[Start of SUPPLIED DATA]

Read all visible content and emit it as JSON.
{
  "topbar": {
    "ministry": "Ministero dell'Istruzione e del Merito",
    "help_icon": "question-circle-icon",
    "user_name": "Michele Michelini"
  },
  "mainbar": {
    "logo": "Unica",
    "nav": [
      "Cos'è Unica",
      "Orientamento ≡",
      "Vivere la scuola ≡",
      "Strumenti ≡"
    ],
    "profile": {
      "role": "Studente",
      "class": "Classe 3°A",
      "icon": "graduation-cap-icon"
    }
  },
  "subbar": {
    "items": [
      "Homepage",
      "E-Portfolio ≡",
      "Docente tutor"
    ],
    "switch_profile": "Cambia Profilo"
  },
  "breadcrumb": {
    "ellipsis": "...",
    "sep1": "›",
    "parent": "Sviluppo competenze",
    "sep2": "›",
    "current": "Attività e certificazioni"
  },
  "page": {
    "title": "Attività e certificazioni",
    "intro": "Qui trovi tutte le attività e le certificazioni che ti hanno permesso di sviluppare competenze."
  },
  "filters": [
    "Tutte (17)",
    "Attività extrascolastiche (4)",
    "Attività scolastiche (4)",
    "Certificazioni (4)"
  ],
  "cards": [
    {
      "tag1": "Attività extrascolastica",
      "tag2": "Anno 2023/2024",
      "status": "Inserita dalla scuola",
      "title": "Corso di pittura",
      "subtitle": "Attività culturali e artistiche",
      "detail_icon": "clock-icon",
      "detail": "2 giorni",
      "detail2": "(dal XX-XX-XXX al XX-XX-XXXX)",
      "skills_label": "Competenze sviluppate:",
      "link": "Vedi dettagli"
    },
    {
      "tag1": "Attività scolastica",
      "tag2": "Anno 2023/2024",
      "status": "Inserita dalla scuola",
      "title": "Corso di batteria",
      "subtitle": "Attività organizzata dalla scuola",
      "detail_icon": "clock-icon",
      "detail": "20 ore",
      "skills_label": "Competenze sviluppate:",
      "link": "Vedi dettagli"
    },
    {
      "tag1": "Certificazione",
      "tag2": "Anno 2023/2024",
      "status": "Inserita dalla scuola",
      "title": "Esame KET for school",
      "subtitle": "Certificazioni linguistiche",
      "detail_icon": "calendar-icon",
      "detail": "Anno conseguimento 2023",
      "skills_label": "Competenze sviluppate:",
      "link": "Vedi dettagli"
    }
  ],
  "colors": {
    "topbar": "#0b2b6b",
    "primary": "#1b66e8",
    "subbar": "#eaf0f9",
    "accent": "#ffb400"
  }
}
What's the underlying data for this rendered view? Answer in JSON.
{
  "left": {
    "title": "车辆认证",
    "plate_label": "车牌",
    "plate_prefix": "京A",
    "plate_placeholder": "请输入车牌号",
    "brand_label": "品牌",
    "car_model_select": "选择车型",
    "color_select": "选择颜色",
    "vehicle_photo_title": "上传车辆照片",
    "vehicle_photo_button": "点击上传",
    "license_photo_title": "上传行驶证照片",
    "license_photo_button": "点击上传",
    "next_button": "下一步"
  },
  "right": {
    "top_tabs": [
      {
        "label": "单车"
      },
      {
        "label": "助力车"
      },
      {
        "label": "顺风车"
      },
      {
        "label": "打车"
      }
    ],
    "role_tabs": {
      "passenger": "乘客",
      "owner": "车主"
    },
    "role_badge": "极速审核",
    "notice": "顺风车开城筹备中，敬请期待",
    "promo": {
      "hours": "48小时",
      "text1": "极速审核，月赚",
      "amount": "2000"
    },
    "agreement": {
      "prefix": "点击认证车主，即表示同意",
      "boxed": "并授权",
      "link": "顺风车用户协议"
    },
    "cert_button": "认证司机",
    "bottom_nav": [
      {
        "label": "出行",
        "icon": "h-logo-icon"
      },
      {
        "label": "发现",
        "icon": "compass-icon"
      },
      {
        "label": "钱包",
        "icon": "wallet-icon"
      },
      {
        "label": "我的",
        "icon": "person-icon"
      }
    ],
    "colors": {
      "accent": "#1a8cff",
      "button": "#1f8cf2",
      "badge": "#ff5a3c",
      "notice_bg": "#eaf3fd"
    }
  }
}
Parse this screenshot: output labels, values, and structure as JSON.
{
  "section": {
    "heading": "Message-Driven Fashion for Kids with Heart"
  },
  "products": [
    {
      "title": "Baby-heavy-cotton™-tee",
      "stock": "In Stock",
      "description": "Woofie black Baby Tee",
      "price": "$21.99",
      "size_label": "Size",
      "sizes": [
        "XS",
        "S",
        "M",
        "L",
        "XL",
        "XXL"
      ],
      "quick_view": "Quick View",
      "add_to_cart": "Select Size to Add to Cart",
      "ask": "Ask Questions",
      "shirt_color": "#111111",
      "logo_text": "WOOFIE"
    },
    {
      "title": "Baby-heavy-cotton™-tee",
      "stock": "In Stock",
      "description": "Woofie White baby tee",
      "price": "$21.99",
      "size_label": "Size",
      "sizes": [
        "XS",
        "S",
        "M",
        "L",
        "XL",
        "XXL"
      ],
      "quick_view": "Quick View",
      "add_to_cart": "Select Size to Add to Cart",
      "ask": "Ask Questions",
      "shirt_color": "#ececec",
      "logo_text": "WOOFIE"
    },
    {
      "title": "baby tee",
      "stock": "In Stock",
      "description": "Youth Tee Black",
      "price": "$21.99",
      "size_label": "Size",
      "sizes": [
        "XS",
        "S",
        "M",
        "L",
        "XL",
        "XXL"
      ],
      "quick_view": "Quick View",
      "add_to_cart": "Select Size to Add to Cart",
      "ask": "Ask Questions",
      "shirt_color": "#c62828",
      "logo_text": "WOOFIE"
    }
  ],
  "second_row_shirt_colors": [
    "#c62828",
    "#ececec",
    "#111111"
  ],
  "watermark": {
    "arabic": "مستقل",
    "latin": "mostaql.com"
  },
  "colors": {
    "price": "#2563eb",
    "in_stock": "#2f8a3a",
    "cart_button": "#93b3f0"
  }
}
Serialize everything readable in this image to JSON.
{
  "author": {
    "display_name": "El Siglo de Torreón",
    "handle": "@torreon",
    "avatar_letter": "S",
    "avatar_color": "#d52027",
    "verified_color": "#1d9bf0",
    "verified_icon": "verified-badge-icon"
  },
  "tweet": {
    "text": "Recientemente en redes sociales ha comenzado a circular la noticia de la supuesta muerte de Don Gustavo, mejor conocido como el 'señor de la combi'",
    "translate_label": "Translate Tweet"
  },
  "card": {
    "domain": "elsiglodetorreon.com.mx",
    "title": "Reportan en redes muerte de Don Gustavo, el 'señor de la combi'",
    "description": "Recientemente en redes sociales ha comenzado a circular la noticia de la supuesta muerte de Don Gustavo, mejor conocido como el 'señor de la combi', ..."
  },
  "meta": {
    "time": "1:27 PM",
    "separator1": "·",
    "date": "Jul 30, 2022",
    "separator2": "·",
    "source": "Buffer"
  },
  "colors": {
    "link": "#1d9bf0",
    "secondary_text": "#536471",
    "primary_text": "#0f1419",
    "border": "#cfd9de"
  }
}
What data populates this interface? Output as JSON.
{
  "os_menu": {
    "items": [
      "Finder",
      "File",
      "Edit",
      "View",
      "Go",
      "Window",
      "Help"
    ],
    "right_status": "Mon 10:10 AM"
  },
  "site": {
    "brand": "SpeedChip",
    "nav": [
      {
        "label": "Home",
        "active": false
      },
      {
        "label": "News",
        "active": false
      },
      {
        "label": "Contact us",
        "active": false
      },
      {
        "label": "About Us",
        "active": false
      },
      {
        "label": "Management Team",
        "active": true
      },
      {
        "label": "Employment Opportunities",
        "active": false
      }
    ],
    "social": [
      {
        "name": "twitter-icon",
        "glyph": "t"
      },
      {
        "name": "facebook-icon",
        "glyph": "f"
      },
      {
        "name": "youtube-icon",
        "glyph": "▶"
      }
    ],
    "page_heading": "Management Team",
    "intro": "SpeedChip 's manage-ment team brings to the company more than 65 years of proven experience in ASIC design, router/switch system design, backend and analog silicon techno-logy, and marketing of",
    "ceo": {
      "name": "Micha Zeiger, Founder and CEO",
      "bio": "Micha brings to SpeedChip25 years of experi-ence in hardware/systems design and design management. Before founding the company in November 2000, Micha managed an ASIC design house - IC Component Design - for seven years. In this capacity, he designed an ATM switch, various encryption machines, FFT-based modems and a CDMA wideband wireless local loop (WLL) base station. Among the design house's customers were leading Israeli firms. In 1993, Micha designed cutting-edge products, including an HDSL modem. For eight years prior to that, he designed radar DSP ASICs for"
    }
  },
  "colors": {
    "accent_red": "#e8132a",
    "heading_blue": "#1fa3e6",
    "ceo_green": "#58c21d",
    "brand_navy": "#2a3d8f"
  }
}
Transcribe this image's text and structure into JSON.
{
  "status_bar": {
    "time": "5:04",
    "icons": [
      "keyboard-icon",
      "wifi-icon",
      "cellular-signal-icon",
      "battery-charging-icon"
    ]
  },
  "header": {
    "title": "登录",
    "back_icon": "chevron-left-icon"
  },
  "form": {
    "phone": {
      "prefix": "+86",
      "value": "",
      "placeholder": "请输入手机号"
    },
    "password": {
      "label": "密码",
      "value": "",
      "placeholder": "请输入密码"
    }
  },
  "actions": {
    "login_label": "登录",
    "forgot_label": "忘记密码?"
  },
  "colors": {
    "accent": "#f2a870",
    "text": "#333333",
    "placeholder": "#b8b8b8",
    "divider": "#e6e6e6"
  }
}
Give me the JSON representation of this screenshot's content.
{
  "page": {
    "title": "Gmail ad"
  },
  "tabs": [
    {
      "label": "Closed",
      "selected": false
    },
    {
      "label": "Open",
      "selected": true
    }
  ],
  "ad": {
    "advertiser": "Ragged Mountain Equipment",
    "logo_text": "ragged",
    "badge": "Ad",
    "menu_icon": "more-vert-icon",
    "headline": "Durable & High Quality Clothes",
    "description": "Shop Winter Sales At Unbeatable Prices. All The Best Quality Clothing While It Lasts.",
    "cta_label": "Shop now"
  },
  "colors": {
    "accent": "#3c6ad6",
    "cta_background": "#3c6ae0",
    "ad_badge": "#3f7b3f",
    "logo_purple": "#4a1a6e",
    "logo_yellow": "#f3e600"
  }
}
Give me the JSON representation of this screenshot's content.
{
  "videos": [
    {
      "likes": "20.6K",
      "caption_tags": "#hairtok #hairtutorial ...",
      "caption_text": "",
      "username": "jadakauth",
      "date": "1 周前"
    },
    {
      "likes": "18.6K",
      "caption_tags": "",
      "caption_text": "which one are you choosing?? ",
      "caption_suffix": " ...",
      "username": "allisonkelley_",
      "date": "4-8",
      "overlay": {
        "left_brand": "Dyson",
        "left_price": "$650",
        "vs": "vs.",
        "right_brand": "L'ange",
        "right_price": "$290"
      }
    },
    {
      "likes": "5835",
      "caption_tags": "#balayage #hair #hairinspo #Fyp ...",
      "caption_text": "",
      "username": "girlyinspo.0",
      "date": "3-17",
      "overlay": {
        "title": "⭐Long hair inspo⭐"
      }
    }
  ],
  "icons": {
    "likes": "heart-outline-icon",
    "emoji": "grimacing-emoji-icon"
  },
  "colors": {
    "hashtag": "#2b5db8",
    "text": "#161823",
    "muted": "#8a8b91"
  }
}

[End of SUPPLIED DATA]

Each line in the data that holds the string "image" should be found and copied.

* SOLUTION TO THE PROBLEM:
Serialize everything readable in this image to JSON.
Transcribe this image's text and structure into JSON.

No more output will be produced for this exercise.